*Short exercise*
Please pull out every line that includes the string "connection".

---*---

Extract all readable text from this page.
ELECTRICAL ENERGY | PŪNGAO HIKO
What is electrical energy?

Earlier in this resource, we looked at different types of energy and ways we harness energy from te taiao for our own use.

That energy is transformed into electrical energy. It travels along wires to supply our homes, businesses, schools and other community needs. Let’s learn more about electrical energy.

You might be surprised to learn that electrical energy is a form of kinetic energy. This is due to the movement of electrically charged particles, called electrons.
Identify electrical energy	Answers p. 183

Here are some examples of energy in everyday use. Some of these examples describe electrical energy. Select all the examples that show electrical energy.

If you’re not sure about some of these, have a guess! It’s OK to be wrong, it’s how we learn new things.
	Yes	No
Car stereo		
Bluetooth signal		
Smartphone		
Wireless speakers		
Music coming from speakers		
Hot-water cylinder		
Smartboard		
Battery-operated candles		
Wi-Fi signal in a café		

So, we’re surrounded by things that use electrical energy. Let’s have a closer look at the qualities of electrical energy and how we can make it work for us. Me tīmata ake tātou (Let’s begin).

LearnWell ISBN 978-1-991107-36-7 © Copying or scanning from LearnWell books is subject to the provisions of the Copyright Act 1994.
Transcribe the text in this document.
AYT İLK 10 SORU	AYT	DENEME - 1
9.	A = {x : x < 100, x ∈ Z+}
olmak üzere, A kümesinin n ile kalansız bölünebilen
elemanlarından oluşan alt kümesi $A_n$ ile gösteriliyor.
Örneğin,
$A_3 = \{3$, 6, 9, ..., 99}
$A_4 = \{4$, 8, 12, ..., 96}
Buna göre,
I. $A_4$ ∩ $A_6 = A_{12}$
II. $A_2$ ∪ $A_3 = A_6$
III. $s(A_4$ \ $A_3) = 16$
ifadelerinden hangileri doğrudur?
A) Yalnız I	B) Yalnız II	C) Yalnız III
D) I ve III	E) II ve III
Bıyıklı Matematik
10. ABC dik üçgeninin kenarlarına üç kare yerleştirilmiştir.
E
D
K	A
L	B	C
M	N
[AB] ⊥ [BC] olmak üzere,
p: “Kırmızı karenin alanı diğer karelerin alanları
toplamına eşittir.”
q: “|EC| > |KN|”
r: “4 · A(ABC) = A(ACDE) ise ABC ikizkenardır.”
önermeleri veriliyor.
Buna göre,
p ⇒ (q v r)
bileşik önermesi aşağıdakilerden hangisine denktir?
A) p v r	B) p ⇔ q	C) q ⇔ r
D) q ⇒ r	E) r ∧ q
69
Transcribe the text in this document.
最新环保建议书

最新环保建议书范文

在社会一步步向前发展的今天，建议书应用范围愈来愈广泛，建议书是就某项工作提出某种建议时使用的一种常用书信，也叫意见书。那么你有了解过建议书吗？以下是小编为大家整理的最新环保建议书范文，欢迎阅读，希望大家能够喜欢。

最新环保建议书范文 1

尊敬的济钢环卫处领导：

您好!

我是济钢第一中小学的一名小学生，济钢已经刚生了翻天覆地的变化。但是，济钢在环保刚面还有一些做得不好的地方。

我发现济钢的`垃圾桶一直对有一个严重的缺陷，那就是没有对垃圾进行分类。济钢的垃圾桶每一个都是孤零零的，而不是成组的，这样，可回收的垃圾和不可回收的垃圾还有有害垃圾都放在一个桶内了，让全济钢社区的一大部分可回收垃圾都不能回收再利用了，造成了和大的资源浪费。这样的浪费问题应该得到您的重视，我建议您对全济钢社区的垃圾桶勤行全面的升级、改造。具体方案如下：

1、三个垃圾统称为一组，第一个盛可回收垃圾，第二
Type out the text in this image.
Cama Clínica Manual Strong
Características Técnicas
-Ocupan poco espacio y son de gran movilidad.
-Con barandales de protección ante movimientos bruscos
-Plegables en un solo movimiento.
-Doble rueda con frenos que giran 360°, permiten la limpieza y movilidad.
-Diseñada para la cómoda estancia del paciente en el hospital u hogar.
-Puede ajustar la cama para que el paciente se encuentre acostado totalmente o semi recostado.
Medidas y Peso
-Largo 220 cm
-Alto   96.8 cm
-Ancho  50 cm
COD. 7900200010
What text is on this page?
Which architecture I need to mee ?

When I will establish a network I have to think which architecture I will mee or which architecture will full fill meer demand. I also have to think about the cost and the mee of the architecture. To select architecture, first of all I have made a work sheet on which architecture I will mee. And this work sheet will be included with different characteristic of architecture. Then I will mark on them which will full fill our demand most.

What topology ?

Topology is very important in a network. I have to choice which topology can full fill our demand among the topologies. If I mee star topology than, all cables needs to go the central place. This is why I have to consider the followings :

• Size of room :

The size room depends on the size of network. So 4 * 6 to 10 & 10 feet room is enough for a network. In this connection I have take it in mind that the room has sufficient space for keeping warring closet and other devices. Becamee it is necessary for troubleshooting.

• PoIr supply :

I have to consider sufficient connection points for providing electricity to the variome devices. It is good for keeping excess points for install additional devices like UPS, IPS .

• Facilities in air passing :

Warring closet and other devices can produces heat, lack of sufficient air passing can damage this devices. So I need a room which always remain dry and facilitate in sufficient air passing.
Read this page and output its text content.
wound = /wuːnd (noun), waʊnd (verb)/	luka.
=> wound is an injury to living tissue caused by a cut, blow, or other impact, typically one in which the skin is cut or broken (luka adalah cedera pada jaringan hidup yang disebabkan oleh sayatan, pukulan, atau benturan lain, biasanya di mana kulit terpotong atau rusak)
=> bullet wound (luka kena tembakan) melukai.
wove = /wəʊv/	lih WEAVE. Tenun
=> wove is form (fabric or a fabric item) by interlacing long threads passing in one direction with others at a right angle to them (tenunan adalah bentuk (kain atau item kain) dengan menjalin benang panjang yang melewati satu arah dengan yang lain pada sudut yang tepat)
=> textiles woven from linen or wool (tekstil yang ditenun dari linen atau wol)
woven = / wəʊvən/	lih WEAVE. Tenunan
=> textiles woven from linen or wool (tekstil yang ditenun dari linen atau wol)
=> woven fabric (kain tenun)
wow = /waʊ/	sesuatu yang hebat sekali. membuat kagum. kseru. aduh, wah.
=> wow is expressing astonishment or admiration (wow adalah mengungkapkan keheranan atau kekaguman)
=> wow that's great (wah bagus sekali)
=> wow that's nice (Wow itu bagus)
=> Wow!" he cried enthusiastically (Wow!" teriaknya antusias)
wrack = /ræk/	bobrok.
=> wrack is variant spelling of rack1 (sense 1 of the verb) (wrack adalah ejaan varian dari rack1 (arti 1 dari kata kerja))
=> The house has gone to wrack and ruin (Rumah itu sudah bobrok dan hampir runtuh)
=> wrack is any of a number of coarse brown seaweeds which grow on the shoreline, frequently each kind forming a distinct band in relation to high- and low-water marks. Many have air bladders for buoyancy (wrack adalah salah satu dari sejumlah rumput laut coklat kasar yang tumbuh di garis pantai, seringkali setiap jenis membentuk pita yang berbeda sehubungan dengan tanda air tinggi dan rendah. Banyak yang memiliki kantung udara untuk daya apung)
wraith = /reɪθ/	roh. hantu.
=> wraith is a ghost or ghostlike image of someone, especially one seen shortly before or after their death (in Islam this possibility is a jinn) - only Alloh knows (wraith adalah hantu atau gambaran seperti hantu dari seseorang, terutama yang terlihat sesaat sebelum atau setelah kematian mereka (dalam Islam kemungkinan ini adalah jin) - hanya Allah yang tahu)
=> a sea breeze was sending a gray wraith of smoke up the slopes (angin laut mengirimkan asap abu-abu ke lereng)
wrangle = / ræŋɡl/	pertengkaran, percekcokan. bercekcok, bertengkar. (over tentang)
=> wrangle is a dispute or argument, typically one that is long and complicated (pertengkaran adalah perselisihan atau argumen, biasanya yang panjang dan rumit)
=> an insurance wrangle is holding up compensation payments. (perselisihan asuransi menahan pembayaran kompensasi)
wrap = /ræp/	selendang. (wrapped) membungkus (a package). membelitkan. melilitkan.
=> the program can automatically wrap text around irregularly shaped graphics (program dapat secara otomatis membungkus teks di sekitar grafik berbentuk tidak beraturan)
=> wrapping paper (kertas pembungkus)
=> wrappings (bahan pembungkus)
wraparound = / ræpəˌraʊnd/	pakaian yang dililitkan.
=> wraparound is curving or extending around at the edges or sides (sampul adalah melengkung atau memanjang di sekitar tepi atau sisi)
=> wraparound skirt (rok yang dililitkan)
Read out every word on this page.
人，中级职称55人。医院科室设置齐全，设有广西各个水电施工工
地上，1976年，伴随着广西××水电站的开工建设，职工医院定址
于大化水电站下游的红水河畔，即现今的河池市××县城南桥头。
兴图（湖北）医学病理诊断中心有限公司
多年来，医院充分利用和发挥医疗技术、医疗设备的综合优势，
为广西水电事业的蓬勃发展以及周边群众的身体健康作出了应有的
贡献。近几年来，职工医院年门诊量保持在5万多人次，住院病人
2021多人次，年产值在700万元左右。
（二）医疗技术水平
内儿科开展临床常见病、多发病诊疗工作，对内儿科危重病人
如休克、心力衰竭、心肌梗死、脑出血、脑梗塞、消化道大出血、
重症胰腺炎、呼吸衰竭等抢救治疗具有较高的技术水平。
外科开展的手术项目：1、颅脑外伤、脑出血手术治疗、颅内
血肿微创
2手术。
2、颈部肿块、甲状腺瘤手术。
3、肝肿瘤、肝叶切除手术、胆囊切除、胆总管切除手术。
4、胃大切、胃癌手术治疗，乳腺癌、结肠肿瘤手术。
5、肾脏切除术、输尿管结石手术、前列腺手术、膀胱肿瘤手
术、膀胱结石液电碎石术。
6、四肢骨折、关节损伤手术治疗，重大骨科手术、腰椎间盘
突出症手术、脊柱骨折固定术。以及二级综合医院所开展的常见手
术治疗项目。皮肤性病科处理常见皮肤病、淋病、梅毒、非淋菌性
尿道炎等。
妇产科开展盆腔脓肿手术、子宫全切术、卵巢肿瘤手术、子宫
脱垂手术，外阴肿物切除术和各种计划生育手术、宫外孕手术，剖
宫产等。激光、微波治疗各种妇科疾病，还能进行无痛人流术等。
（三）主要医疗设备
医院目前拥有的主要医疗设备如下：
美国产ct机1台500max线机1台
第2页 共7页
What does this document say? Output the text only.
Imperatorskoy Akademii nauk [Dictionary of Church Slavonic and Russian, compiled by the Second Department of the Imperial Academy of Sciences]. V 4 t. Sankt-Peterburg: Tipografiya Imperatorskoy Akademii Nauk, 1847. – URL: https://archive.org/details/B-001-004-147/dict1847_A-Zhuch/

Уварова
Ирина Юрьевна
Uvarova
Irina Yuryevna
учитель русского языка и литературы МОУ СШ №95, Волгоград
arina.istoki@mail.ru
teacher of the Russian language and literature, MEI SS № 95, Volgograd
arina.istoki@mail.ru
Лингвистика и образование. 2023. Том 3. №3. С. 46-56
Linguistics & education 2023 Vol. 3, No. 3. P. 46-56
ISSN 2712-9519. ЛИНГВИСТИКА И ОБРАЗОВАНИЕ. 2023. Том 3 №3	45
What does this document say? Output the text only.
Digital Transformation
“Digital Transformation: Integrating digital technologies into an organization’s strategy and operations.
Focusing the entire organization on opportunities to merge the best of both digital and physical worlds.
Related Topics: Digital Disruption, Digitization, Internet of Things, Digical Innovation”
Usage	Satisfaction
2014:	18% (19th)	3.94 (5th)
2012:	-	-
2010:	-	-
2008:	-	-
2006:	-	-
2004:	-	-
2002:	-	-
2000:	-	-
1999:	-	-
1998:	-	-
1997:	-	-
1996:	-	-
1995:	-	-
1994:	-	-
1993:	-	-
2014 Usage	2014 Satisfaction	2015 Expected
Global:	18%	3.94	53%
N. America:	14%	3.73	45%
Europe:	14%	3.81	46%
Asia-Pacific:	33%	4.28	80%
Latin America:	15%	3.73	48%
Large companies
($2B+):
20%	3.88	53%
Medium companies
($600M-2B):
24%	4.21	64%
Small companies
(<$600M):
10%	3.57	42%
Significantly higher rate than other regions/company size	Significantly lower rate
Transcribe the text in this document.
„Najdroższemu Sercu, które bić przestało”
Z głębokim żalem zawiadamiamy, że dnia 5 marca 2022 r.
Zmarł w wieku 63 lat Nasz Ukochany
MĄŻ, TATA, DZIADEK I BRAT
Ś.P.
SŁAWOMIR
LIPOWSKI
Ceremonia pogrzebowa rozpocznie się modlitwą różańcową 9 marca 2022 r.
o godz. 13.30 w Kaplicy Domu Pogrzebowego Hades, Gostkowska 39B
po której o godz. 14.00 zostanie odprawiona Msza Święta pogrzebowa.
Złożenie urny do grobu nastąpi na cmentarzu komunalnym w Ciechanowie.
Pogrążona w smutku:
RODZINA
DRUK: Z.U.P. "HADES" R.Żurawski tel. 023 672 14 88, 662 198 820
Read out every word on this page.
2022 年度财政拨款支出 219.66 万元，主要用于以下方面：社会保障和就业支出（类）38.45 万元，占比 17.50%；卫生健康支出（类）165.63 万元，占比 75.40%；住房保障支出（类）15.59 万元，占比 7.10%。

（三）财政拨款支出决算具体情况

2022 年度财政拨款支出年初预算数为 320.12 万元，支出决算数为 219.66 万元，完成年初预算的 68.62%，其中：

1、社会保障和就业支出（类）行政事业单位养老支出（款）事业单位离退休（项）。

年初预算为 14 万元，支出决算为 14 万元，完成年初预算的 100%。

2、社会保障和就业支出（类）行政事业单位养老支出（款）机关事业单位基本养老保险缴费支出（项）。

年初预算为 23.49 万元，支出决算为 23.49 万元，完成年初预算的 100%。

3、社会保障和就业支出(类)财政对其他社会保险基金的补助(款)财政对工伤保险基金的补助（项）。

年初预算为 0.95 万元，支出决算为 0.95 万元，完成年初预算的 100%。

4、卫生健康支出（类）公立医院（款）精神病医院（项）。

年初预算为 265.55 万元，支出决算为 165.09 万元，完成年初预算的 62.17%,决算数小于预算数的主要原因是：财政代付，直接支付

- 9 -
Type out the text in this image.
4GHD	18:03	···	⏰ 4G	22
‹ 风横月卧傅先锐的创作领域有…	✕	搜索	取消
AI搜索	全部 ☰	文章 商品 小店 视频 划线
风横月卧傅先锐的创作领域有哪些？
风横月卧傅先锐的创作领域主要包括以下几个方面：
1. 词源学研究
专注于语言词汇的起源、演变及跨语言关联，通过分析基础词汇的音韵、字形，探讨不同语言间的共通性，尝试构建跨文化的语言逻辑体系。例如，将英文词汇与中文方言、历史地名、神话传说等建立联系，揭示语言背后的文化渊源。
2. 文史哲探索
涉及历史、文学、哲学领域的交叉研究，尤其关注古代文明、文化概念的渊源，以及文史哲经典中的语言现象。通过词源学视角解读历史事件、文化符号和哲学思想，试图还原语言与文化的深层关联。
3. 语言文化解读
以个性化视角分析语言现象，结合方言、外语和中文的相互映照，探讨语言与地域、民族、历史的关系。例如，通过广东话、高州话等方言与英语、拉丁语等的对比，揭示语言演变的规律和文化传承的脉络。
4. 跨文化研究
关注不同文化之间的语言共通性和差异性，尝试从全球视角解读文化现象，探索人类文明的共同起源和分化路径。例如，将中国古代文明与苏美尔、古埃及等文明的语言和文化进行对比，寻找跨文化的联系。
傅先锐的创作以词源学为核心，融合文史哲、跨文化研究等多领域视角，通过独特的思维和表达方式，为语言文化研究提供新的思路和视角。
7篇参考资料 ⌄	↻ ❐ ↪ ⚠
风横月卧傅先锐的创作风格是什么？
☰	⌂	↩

---*---

*Task output*
The size room depends on the size of network. So 4 * 6 to 10 & 10 feet room is enough for a network. In this connection I have take it in mind that the room has sufficient space for keeping warring closet and other devices. Becamee it is necessary for troubleshooting.
I have to consider sufficient connection points for providing electricity to the variome devices. It is good for keeping excess points for install additional devices like UPS, IPS .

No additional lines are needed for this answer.